MATERIAL FOR THIS EXERCISE »

::::::::

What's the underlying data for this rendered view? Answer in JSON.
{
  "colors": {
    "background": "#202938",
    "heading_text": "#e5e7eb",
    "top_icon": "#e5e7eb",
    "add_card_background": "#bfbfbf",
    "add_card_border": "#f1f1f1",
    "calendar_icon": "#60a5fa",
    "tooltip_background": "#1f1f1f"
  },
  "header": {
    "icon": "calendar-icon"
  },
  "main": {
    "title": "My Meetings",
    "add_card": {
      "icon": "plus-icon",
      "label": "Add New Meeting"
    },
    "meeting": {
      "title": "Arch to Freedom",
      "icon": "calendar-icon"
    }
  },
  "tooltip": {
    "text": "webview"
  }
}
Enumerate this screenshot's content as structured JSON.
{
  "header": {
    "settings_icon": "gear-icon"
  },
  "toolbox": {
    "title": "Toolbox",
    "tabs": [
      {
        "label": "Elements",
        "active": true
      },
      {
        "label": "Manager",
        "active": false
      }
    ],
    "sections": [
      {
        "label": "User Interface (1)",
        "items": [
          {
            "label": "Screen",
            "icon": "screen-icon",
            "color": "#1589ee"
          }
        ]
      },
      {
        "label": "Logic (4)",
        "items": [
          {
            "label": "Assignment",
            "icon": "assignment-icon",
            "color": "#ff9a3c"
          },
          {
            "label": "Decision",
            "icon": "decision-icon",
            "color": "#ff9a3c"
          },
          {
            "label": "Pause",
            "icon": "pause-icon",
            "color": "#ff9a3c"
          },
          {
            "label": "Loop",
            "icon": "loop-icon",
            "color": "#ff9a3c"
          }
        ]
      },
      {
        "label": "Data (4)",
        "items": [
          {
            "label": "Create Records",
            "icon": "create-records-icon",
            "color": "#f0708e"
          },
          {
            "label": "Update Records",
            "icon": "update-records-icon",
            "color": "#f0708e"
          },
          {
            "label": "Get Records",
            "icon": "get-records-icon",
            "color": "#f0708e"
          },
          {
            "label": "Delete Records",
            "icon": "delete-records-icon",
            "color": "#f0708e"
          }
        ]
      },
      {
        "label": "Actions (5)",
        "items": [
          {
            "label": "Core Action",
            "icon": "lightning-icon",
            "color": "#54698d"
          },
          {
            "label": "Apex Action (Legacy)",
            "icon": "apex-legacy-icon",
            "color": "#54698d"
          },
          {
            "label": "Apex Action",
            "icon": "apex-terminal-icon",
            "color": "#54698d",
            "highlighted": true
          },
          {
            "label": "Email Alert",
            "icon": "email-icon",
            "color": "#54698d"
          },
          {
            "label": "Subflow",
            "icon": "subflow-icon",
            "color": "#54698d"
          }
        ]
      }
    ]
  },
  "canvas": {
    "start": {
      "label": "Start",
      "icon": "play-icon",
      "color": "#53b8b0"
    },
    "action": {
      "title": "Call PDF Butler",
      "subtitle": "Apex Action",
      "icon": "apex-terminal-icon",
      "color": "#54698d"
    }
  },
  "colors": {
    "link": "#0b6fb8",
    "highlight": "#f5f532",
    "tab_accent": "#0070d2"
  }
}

::::::::

TASK OBJECTIVE » Each line that holds the string "JSON" counts once; give the total and nothing else.

WORKED SOLUTION » 2